Transcribe the listing that follows in full, omitting pictures.

■ ■ ■ ■ ■

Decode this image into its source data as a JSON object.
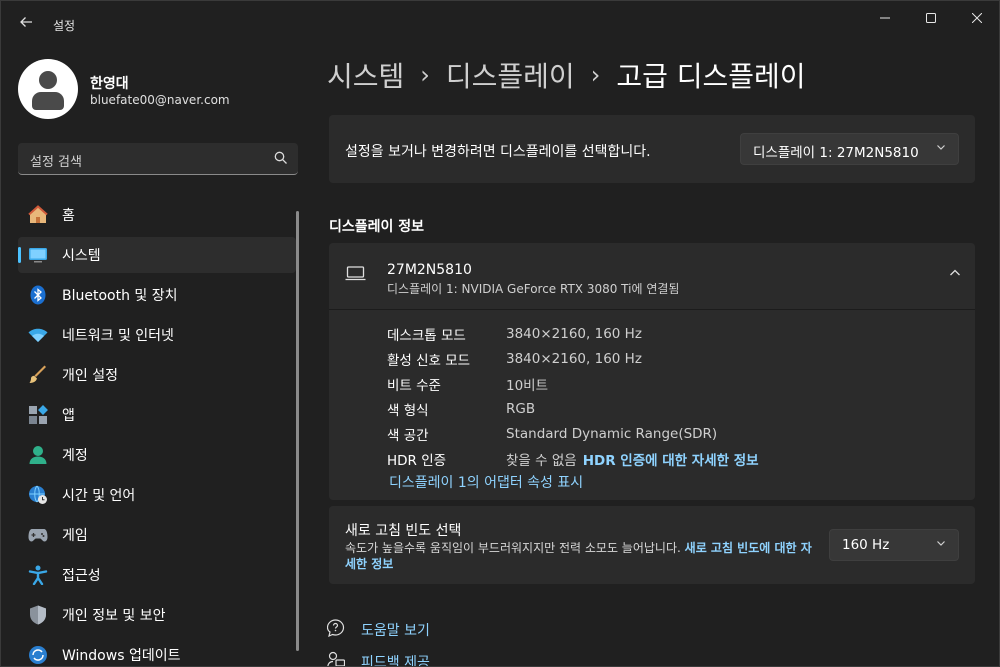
{
  "window": {
    "title": "설정",
    "back_icon": "back-arrow-icon",
    "controls": [
      "minimize-icon",
      "maximize-icon",
      "close-icon"
    ]
  },
  "profile": {
    "name": "한영대",
    "email": "bluefate00@naver.com"
  },
  "search": {
    "placeholder": "설정 검색"
  },
  "nav": {
    "items": [
      {
        "label": "홈",
        "icon": "home-icon"
      },
      {
        "label": "시스템",
        "icon": "system-icon",
        "active": true
      },
      {
        "label": "Bluetooth 및 장치",
        "icon": "bluetooth-icon"
      },
      {
        "label": "네트워크 및 인터넷",
        "icon": "wifi-icon"
      },
      {
        "label": "개인 설정",
        "icon": "brush-icon"
      },
      {
        "label": "앱",
        "icon": "apps-icon"
      },
      {
        "label": "계정",
        "icon": "account-icon"
      },
      {
        "label": "시간 및 언어",
        "icon": "time-language-icon"
      },
      {
        "label": "게임",
        "icon": "gaming-icon"
      },
      {
        "label": "접근성",
        "icon": "accessibility-icon"
      },
      {
        "label": "개인 정보 및 보안",
        "icon": "shield-icon"
      },
      {
        "label": "Windows 업데이트",
        "icon": "update-icon"
      }
    ]
  },
  "breadcrumb": {
    "items": [
      "시스템",
      "디스플레이"
    ],
    "separator": "›",
    "current": "고급 디스플레이"
  },
  "display_select": {
    "label": "설정을 보거나 변경하려면 디스플레이를 선택합니다.",
    "selected": "디스플레이 1: 27M2N5810"
  },
  "display_info": {
    "section_title": "디스플레이 정보",
    "monitor_name": "27M2N5810",
    "monitor_sub": "디스플레이 1: NVIDIA GeForce RTX 3080 Ti에 연결됨",
    "rows": [
      {
        "key": "데스크톱 모드",
        "value": "3840×2160, 160 Hz"
      },
      {
        "key": "활성 신호 모드",
        "value": "3840×2160, 160 Hz"
      },
      {
        "key": "비트 수준",
        "value": "10비트"
      },
      {
        "key": "색 형식",
        "value": "RGB"
      },
      {
        "key": "색 공간",
        "value": "Standard Dynamic Range(SDR)"
      },
      {
        "key": "HDR 인증",
        "value": "찾을 수 없음",
        "link": "HDR 인증에 대한 자세한 정보"
      }
    ],
    "adapter_link": "디스플레이 1의 어댑터 속성 표시"
  },
  "refresh": {
    "title": "새로 고침 빈도 선택",
    "desc": "속도가 높을수록 움직임이 부드러워지지만 전력 소모도 늘어납니다.",
    "link": "새로 고침 빈도에 대한 자세한 정보",
    "selected": "160 Hz"
  },
  "help": {
    "get_help": "도움말 보기",
    "feedback": "피드백 제공"
  },
  "colors": {
    "background": "#202020",
    "card": "#2b2b2b",
    "accent": "#4cc2ff",
    "link": "#8fd3ff"
  }
}
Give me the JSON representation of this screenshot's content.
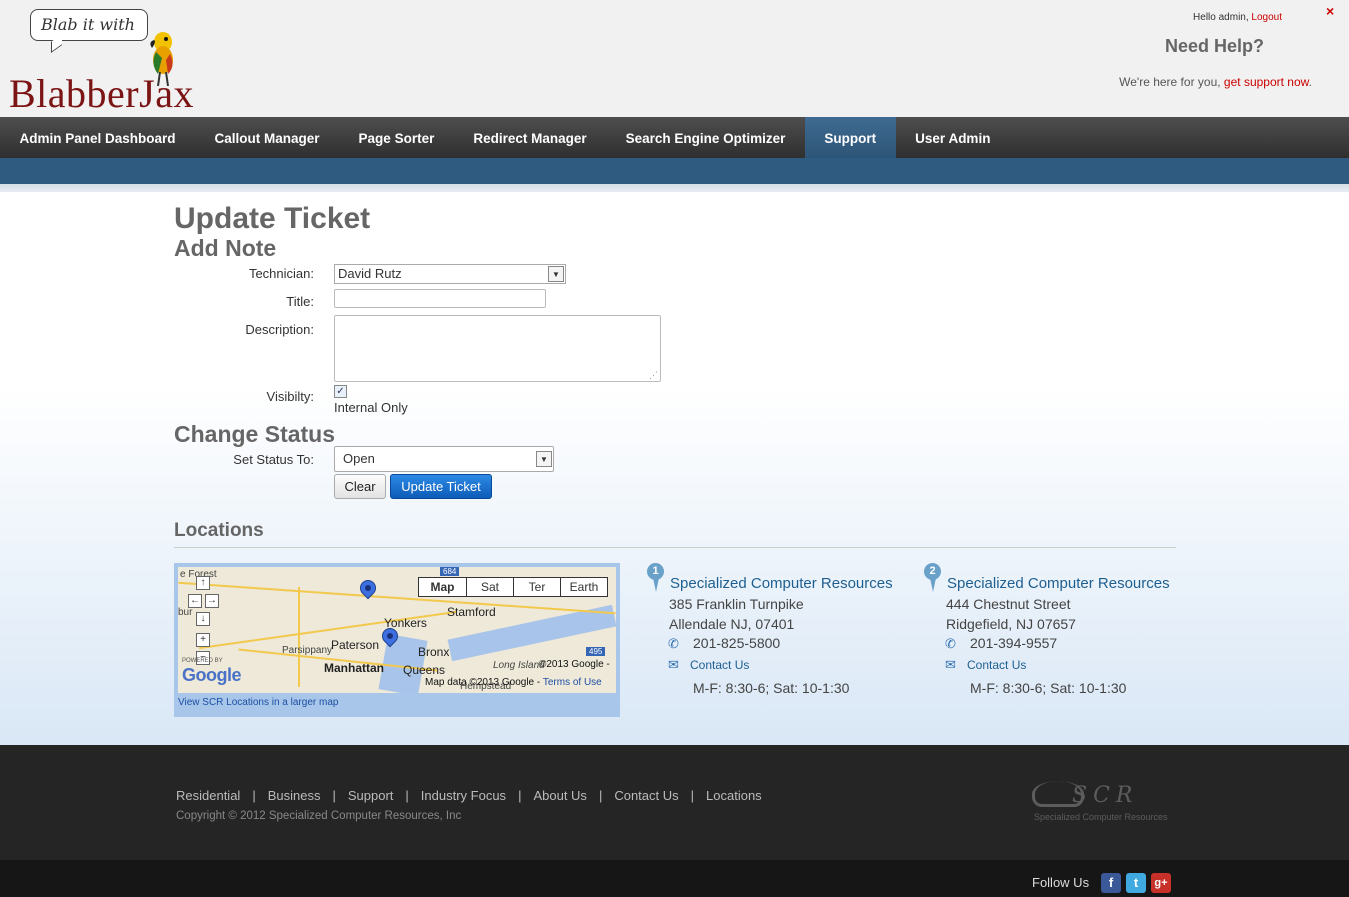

■ ■ ■ ■ ■

# Finished exercise
Decode this image into its source data as a JSON object.
{
  "window": {
    "title": "설정",
    "back_icon": "back-arrow-icon",
    "controls": [
      "minimize-icon",
      "maximize-icon",
      "close-icon"
    ]
  },
  "profile": {
    "name": "한영대",
    "email": "bluefate00@naver.com"
  },
  "search": {
    "placeholder": "설정 검색"
  },
  "nav": {
    "items": [
      {
        "label": "홈",
        "icon": "home-icon"
      },
      {
        "label": "시스템",
        "icon": "system-icon",
        "active": true
      },
      {
        "label": "Bluetooth 및 장치",
        "icon": "bluetooth-icon"
      },
      {
        "label": "네트워크 및 인터넷",
        "icon": "wifi-icon"
      },
      {
        "label": "개인 설정",
        "icon": "brush-icon"
      },
      {
        "label": "앱",
        "icon": "apps-icon"
      },
      {
        "label": "계정",
        "icon": "account-icon"
      },
      {
        "label": "시간 및 언어",
        "icon": "time-language-icon"
      },
      {
        "label": "게임",
        "icon": "gaming-icon"
      },
      {
        "label": "접근성",
        "icon": "accessibility-icon"
      },
      {
        "label": "개인 정보 및 보안",
        "icon": "shield-icon"
      },
      {
        "label": "Windows 업데이트",
        "icon": "update-icon"
      }
    ]
  },
  "breadcrumb": {
    "items": [
      "시스템",
      "디스플레이"
    ],
    "separator": "›",
    "current": "고급 디스플레이"
  },
  "display_select": {
    "label": "설정을 보거나 변경하려면 디스플레이를 선택합니다.",
    "selected": "디스플레이 1: 27M2N5810"
  },
  "display_info": {
    "section_title": "디스플레이 정보",
    "monitor_name": "27M2N5810",
    "monitor_sub": "디스플레이 1: NVIDIA GeForce RTX 3080 Ti에 연결됨",
    "rows": [
      {
        "key": "데스크톱 모드",
        "value": "3840×2160, 160 Hz"
      },
      {
        "key": "활성 신호 모드",
        "value": "3840×2160, 160 Hz"
      },
      {
        "key": "비트 수준",
        "value": "10비트"
      },
      {
        "key": "색 형식",
        "value": "RGB"
      },
      {
        "key": "색 공간",
        "value": "Standard Dynamic Range(SDR)"
      },
      {
        "key": "HDR 인증",
        "value": "찾을 수 없음",
        "link": "HDR 인증에 대한 자세한 정보"
      }
    ],
    "adapter_link": "디스플레이 1의 어댑터 속성 표시"
  },
  "refresh": {
    "title": "새로 고침 빈도 선택",
    "desc": "속도가 높을수록 움직임이 부드러워지지만 전력 소모도 늘어납니다.",
    "link": "새로 고침 빈도에 대한 자세한 정보",
    "selected": "160 Hz"
  },
  "help": {
    "get_help": "도움말 보기",
    "feedback": "피드백 제공"
  },
  "colors": {
    "background": "#202020",
    "card": "#2b2b2b",
    "accent": "#4cc2ff",
    "link": "#8fd3ff"
  }
}
Give me the JSON representation of this screenshot's content.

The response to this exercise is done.